↓↓↓
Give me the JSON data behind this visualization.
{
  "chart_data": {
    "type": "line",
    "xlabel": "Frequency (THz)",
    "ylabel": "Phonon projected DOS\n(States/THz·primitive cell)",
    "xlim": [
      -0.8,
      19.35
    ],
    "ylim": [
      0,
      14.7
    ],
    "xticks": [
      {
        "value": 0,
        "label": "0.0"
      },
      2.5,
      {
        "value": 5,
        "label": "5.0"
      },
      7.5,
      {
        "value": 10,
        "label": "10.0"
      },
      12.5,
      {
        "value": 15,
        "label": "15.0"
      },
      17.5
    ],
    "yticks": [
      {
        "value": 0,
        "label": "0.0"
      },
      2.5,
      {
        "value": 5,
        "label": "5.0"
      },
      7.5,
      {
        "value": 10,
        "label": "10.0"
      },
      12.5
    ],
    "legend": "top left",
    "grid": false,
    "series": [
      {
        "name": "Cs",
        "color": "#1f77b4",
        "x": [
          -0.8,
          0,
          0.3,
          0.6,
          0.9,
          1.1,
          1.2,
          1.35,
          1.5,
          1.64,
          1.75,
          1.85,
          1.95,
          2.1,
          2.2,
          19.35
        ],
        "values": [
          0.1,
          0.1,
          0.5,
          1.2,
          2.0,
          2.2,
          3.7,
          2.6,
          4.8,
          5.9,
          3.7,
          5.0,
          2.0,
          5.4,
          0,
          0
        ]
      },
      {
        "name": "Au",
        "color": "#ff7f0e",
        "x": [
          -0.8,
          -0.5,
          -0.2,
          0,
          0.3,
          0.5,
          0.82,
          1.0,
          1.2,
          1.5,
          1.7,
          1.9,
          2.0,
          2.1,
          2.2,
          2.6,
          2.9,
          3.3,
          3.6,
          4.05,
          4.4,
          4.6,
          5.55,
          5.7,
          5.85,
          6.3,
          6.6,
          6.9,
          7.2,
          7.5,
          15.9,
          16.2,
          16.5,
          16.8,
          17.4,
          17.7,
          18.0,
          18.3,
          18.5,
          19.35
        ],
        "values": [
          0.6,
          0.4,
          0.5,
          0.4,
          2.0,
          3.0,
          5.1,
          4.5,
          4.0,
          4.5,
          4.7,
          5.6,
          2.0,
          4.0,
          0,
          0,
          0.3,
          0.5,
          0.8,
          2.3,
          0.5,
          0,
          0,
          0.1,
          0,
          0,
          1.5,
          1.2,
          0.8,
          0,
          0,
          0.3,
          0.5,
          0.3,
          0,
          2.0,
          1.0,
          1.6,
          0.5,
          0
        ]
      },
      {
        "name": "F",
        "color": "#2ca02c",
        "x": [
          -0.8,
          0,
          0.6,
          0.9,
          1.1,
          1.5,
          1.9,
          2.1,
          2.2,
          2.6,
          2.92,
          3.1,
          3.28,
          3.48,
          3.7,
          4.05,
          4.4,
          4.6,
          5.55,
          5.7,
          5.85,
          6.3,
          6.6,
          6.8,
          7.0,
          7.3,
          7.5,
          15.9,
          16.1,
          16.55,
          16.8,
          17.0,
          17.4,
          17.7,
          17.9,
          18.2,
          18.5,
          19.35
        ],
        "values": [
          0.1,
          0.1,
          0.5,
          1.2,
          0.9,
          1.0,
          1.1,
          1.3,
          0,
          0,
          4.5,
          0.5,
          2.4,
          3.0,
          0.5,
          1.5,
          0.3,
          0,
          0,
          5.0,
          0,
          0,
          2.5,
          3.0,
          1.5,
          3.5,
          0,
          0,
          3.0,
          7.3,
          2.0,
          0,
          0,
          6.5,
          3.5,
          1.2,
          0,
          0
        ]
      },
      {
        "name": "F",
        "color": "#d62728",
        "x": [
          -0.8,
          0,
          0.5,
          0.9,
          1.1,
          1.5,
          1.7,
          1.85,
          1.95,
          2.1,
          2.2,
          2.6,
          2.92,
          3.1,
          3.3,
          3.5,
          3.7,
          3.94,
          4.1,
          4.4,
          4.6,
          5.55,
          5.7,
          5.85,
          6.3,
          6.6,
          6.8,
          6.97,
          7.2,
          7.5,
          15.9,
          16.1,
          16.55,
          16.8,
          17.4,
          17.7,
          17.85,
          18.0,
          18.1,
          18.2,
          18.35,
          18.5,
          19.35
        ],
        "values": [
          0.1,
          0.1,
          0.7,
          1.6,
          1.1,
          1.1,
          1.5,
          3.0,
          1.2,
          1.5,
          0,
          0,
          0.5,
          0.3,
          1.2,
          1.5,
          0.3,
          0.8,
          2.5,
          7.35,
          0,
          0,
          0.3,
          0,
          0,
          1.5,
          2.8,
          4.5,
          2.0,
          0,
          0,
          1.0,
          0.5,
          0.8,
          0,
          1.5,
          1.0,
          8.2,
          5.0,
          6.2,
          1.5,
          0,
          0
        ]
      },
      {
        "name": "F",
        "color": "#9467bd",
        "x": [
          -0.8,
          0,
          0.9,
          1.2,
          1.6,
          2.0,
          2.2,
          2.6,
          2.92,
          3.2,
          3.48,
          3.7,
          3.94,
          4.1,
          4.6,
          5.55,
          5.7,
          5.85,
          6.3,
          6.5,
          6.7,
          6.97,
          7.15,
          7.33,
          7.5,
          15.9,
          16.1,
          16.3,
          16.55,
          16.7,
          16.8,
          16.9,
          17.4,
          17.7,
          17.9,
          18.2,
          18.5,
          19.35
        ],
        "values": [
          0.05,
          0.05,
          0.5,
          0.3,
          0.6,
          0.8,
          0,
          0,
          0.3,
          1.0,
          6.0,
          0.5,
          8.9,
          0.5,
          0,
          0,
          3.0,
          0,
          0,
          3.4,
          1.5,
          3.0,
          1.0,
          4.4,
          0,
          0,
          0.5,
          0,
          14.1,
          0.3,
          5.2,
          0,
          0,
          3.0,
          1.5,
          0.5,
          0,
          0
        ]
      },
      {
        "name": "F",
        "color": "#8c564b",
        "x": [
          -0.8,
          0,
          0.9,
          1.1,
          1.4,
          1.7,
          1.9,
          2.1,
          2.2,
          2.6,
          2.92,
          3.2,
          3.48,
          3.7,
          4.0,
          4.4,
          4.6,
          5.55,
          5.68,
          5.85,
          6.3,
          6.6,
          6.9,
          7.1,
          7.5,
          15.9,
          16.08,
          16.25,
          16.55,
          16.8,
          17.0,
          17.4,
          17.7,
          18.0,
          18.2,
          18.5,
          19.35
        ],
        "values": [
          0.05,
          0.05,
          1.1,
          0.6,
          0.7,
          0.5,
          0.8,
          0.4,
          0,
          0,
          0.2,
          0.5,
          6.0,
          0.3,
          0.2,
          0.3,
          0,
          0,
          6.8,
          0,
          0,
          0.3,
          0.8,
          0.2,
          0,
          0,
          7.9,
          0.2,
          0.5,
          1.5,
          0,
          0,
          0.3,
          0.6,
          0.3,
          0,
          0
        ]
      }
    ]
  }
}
↑↑↑
Stated problem: Filter the data, keeping only the lines that contain "color".

The answer:
        "color": "#1f77b4",
        "color": "#ff7f0e",
        "color": "#2ca02c",
        "color": "#d62728",
        "color": "#9467bd",
        "color": "#8c564b",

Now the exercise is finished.